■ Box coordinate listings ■
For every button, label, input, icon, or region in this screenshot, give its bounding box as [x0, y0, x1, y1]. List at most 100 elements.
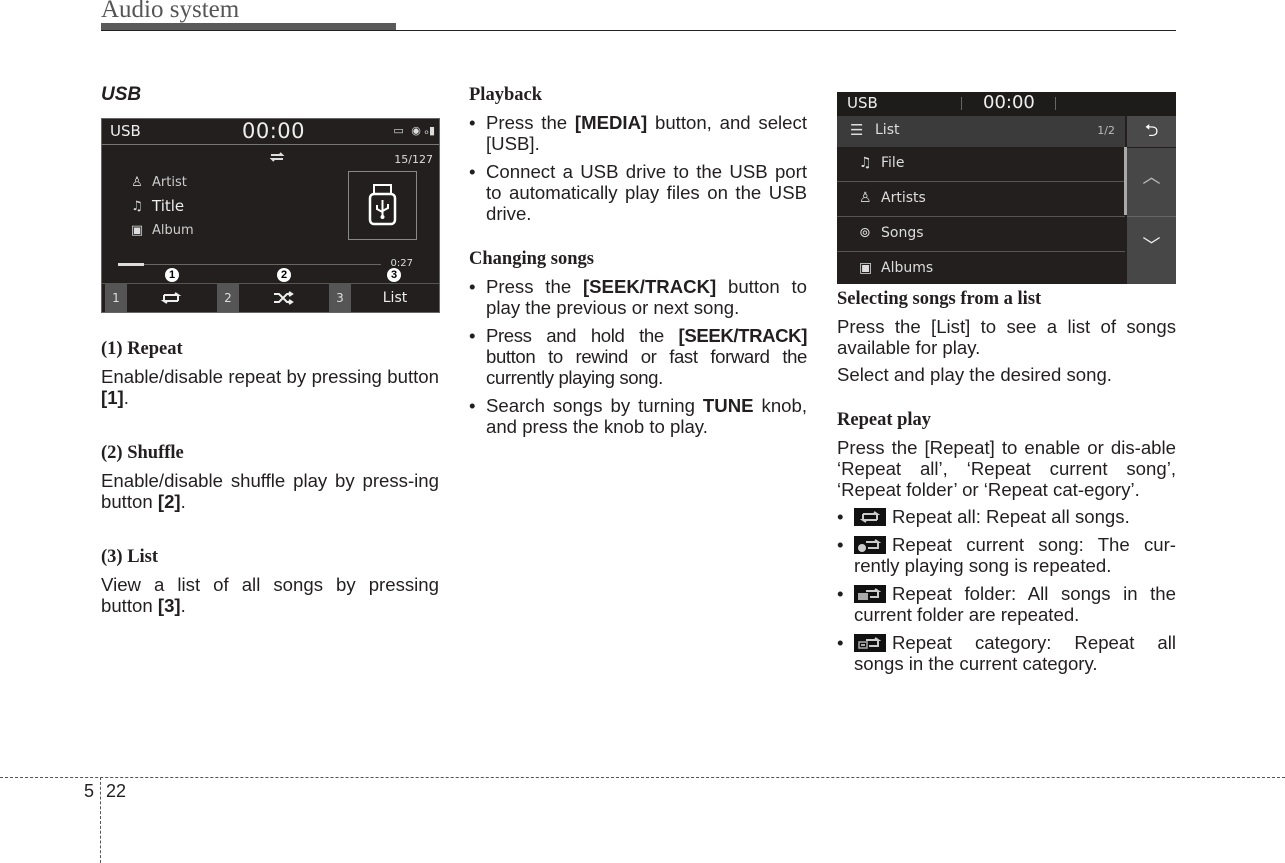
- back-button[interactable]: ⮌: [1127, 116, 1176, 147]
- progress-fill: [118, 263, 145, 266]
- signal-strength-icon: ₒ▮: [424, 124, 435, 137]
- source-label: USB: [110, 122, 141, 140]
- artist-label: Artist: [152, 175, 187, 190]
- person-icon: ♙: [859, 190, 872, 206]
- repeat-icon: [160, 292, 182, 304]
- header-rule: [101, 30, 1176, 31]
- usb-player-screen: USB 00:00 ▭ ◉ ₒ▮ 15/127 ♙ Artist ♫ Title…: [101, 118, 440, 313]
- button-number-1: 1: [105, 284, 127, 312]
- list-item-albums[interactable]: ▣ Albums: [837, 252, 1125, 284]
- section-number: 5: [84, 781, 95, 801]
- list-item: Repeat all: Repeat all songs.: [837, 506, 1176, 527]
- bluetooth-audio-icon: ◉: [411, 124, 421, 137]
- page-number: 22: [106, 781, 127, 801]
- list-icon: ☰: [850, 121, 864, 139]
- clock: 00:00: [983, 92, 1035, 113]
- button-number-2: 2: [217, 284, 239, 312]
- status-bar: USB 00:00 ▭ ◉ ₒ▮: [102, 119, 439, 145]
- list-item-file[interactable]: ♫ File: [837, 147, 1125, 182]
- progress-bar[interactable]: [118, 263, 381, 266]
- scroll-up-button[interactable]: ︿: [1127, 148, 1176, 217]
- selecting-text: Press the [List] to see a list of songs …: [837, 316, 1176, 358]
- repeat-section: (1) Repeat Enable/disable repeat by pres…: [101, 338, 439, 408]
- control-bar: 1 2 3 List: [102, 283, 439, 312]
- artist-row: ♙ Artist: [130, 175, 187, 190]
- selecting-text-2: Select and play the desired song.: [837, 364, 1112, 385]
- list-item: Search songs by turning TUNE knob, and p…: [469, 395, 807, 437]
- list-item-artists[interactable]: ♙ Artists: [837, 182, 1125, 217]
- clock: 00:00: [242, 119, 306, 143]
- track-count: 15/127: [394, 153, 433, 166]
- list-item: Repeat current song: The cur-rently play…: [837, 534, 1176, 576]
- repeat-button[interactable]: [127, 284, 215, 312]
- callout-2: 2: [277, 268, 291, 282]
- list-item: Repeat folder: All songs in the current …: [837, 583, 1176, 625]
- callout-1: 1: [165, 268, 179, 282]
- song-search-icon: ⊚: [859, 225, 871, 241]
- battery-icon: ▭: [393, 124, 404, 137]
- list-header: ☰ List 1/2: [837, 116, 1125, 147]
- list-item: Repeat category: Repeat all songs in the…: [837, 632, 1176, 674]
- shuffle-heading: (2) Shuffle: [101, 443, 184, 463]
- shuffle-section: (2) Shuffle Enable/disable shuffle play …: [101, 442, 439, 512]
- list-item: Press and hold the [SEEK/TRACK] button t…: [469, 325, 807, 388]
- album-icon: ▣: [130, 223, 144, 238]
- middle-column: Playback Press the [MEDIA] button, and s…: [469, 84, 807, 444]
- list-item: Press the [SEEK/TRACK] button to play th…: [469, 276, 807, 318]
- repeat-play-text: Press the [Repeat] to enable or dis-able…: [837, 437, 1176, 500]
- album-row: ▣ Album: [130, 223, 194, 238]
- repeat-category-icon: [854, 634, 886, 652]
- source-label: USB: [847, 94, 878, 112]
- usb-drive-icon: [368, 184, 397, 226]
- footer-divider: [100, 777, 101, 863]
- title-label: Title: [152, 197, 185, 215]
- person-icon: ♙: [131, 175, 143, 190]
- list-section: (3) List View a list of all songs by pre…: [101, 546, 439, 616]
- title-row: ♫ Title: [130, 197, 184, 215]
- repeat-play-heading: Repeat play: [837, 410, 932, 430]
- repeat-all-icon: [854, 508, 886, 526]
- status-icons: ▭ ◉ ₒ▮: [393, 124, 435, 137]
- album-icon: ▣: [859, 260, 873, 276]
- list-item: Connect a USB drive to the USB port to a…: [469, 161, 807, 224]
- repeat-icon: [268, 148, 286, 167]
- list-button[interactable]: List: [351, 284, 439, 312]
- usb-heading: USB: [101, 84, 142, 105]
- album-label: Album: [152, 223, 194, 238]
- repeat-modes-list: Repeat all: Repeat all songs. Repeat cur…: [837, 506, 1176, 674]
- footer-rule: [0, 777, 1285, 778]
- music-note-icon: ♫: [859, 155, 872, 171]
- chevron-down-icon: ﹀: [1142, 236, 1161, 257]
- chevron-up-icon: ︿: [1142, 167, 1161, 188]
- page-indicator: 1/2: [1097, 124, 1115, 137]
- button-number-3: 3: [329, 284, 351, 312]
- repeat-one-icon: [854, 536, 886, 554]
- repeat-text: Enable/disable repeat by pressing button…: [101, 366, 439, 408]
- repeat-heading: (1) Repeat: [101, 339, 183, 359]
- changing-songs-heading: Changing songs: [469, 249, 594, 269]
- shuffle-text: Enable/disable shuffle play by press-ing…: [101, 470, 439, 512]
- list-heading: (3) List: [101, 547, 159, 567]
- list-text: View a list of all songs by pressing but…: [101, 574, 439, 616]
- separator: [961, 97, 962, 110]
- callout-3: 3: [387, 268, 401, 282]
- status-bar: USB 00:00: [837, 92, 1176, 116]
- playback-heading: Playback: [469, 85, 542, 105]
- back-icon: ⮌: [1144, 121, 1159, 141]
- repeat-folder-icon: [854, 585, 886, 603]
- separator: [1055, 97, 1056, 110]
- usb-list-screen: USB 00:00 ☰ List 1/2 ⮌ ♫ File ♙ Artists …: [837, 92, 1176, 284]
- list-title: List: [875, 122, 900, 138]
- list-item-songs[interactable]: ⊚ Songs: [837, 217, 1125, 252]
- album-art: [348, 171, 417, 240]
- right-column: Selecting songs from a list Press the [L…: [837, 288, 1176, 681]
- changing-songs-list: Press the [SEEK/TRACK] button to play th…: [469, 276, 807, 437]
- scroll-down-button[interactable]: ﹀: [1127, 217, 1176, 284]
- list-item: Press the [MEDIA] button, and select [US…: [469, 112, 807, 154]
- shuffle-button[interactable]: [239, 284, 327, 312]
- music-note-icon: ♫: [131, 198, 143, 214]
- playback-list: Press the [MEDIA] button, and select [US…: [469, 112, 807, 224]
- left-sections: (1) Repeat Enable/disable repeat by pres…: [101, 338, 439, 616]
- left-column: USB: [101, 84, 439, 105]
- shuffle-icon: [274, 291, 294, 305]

■ GOAL ■
Lay out the lines of the listing above as a JSON list of strings, one string per line, leaving out blank lines and the pictures.

■ SOLUTION ■
[
  "For every button, label, input, icon, or region in this screenshot, give its bounding box as [x0, y0, x1, y1]. List at most 100 elements.",
  "- back-button[interactable]: ⮌: [1127, 116, 1176, 147]",
  "- progress-fill: [118, 263, 145, 266]",
  "- signal-strength-icon: ₒ▮: [424, 124, 435, 137]",
  "- source-label: USB: [110, 122, 141, 140]",
  "- artist-label: Artist: [152, 175, 187, 190]",
  "- person-icon: ♙: [859, 190, 872, 206]",
  "- repeat-icon: [160, 292, 182, 304]",
  "- header-rule: [101, 30, 1176, 31]",
  "- usb-player-screen: USB 00:00 ▭ ◉ ₒ▮ 15/127 ♙ Artist ♫ Title…: [101, 118, 440, 313]",
  "- button-number-1: 1: [105, 284, 127, 312]",
  "- list-item-albums[interactable]: ▣ Albums: [837, 252, 1125, 284]",
  "- section-number: 5: [84, 781, 95, 801]",
  "- list-item: Repeat all: Repeat all songs.: [837, 506, 1176, 527]",
  "- bluetooth-audio-icon: ◉: [411, 124, 421, 137]",
  "- page-number: 22: [106, 781, 127, 801]",
  "- list-icon: ☰: [850, 121, 864, 139]",
  "- clock: 00:00: [983, 92, 1035, 113]",
  "- button-number-2: 2: [217, 284, 239, 312]",
  "- status-bar: USB 00:00 ▭ ◉ ₒ▮: [102, 119, 439, 145]",
  "- list-item-file[interactable]: ♫ File: [837, 147, 1125, 182]",
  "- progress-bar[interactable]: [118, 263, 381, 266]",
  "- scroll-up-button[interactable]: ︿: [1127, 148, 1176, 217]",
  "- selecting-text: Press the [List] to see a list of songs …: [837, 316, 1176, 358]",
  "- repeat-section: (1) Repeat Enable/disable repeat by pres…: [101, 338, 439, 408]",
  "- control-bar: 1 2 3 List: [102, 283, 439, 312]",
  "- artist-row: ♙ Artist: [130, 175, 187, 190]",
  "- selecting-text-2: Select and play the desired song.: [837, 364, 1112, 385]",
  "- list-item: Search songs by turning TUNE knob, and p…: [469, 395, 807, 437]",
  "- list-item-artists[interactable]: ♙ Artists: [837, 182, 1125, 217]",
  "- clock: 00:00: [242, 119, 306, 143]",
  "- track-count: 15/127: [394, 153, 433, 166]",
  "- list-item: Repeat current song: The cur-rently play…: [837, 534, 1176, 576]",
  "- repeat-button[interactable]: [127, 284, 215, 312]",
  "- callout-2: 2: [277, 268, 291, 282]",
  "- list-item: Repeat folder: All songs in the current …: [837, 583, 1176, 625]",
  "- callout-1: 1: [165, 268, 179, 282]",
  "- song-search-icon: ⊚: [859, 225, 871, 241]",
  "- battery-icon: ▭: [393, 124, 404, 137]",
  "- list-header: ☰ List 1/2: [837, 116, 1125, 147]",
  "- list-item: Repeat category: Repeat all songs in the…: [837, 632, 1176, 674]",
  "- shuffle-heading: (2) Shuffle: [101, 443, 184, 463]",
  "- shuffle-section: (2) Shuffle Enable/disable shuffle play …: [101, 442, 439, 512]",
  "- list-item: Press and hold the [SEEK/TRACK] button t…: [469, 325, 807, 388]",
  "- album-icon: ▣: [130, 223, 144, 238]",
  "- middle-column: Playback Press the [MEDIA] button, and s…: [469, 84, 807, 444]",
  "- list-item: Press the [SEEK/TRACK] button to play th…: [469, 276, 807, 318]",
  "- repeat-play-text: Press the [Repeat] to enable or dis-able…: [837, 437, 1176, 500]",
  "- album-row: ▣ Album: [130, 223, 194, 238]",
  "- repeat-category-icon: [854, 634, 886, 652]",
  "- source-label: USB: [847, 94, 878, 112]",
  "- usb-drive-icon: [368, 184, 397, 226]",
  "- footer-divider: [100, 777, 101, 863]",
  "- title-label: Title: [152, 197, 185, 215]",
  "- person-icon: ♙: [131, 175, 143, 190]",
  "- list-section: (3) List View a list of all songs by pre…: [101, 546, 439, 616]",
  "- title-row: ♫ Title: [130, 197, 184, 215]",
  "- repeat-play-heading: Repeat play: [837, 410, 932, 430]",
  "- repeat-all-icon: [854, 508, 886, 526]",
  "- status-icons: ▭ ◉ ₒ▮: [393, 124, 435, 137]",
  "- album-icon: ▣: [859, 260, 873, 276]",
  "- list-item: Connect a USB drive to the USB port to a…: [469, 161, 807, 224]",
  "- repeat-icon: [268, 148, 286, 167]",
  "- list-button[interactable]: List: [351, 284, 439, 312]",
  "- usb-heading: USB: [101, 84, 142, 105]",
  "- album-label: Album: [152, 223, 194, 238]",
  "- repeat-modes-list: Repeat all: Repeat all songs. Repeat cur…: [837, 506, 1176, 674]",
  "- footer-rule: [0, 777, 1285, 778]",
  "- music-note-icon: ♫: [859, 155, 872, 171]",
  "- chevron-down-icon: ﹀: [1142, 236, 1161, 257]",
  "- chevron-up-icon: ︿: [1142, 167, 1161, 188]",
  "- page-indicator: 1/2: [1097, 124, 1115, 137]",
  "- button-number-3: 3: [329, 284, 351, 312]",
  "- repeat-one-icon: [854, 536, 886, 554]",
  "- repeat-text: Enable/disable repeat by pressing button…: [101, 366, 439, 408]",
  "- repeat-heading: (1) Repeat: [101, 339, 183, 359]",
  "- changing-songs-heading: Changing songs: [469, 249, 594, 269]",
  "- shuffle-text: Enable/disable shuffle play by press-ing…: [101, 470, 439, 512]",
  "- list-heading: (3) List: [101, 547, 159, 567]",
  "- list-text: View a list of all songs by pressing but…: [101, 574, 439, 616]",
  "- separator: [961, 97, 962, 110]",
  "- callout-3: 3: [387, 268, 401, 282]",
  "- status-bar: USB 00:00: [837, 92, 1176, 116]",
  "- playback-heading: Playback: [469, 85, 542, 105]",
  "- back-icon: ⮌: [1144, 121, 1159, 141]",
  "- repeat-folder-icon: [854, 585, 886, 603]",
  "- separator: [1055, 97, 1056, 110]",
  "- usb-list-screen: USB 00:00 ☰ List 1/2 ⮌ ♫ File ♙ Artists …: [837, 92, 1176, 284]",
  "- list-title: List: [875, 122, 900, 138]",
  "- list-item-songs[interactable]: ⊚ Songs: [837, 217, 1125, 252]",
  "- album-art: [348, 171, 417, 240]",
  "- right-column: Selecting songs from a list Press the [L…: [837, 288, 1176, 681]",
  "- changing-songs-list: Press the [SEEK/TRACK] button to play th…: [469, 276, 807, 437]",
  "- scroll-down-button[interactable]: ﹀: [1127, 217, 1176, 284]",
  "- list-item: Press the [MEDIA] button, and select [US…: [469, 112, 807, 154]",
  "- shuffle-button[interactable]: [239, 284, 327, 312]",
  "- music-note-icon: ♫: [131, 198, 143, 214]",
  "- playback-list: Press the [MEDIA] button, and select [US…: [469, 112, 807, 224]",
  "- left-sections: (1) Repeat Enable/disable repeat by pres…: [101, 338, 439, 616]",
  "- left-column: USB: [101, 84, 439, 105]",
  "- shuffle-icon: [274, 291, 294, 305]"
]